> STATED PROBLEM
Summarize the mailing-list post titled "Look to the left ..." in two sentences.

"Look to the left ..."

Garson O'Toole adsgarsonotoole at GMAIL.COM
Mon Nov 21 23:04:29 UTC 2011


Barry Popik has an entry about this expression with background
information and many fine citations.

“Look to your right, look to your left--one of them won’t be here next year”
http://goo.gl/Wdibl

Victor's great 1937 cite in Life magazine seems to be the earliest.

Garson

On Mon, Nov 21, 2011 at 2:14 PM, Victor Steinbok <aardvark66 at gmail.com> wrote:
> ---------------------- Information from the mail header -----------------------
> Sender:       American Dialect Society <ADS-L at LISTSERV.UGA.EDU>
> Poster:       Victor Steinbok <aardvark66 at GMAIL.COM>
> Subject:      Re: "Look to the left ..."

> EXCERPTED DATA
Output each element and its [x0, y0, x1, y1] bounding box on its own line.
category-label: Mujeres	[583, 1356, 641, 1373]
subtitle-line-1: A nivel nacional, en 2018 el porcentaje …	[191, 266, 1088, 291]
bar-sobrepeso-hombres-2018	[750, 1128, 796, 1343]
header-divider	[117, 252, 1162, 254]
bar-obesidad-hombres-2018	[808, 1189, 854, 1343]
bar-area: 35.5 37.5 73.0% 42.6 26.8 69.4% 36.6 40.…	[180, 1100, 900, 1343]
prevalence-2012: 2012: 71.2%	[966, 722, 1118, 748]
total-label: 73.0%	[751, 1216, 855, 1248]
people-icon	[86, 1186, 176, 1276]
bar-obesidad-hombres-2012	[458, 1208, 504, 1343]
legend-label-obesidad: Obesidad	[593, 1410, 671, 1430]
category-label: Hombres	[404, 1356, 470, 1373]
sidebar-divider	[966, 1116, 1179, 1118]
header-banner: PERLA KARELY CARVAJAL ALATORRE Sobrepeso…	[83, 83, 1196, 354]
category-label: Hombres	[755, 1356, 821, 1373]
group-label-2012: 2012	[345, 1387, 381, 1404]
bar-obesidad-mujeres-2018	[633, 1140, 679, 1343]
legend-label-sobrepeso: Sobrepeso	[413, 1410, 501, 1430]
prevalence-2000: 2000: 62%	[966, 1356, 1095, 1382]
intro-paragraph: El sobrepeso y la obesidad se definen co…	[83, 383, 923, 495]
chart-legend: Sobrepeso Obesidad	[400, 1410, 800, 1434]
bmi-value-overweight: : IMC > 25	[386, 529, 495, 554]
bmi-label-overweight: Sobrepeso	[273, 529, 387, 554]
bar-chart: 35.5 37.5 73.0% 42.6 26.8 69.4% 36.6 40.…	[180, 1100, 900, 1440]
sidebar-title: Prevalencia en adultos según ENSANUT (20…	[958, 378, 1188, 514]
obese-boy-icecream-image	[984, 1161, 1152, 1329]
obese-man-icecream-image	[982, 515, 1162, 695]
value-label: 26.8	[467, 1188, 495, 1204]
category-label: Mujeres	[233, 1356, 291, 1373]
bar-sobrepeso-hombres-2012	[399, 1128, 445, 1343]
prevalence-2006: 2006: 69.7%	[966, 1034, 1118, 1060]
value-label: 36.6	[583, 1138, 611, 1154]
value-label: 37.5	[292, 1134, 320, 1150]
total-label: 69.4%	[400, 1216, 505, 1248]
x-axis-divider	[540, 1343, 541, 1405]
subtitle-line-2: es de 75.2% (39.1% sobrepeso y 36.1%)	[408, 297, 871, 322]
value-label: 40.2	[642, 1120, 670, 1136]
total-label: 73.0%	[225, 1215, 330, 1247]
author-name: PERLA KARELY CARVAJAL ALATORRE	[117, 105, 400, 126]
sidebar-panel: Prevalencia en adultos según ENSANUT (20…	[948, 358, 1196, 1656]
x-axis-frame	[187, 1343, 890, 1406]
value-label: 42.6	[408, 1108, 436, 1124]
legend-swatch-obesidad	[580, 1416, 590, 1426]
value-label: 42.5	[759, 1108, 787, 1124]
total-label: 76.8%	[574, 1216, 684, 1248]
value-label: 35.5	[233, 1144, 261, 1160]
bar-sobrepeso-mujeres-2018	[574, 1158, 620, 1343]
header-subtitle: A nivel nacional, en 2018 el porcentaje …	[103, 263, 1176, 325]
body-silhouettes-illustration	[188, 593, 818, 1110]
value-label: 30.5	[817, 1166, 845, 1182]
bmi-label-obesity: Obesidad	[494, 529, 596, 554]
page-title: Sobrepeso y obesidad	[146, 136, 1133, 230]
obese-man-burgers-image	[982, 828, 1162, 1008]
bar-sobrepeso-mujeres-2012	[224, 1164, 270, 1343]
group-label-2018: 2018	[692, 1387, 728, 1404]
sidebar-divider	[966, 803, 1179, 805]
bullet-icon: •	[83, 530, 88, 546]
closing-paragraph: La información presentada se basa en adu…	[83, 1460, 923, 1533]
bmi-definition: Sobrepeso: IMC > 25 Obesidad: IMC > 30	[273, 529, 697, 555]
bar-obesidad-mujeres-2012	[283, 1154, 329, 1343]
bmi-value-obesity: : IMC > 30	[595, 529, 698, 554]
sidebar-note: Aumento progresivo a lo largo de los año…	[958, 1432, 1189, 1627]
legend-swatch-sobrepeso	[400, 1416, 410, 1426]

> RESPONSE
Garson O'Toole notes that Barry Popik has an entry, with background information and many fine citations, on the expression "Look to your right, look to your left--one of them won't be here next year." O'Toole adds that Victor's 1937 citation in Life magazine seems to be the earliest.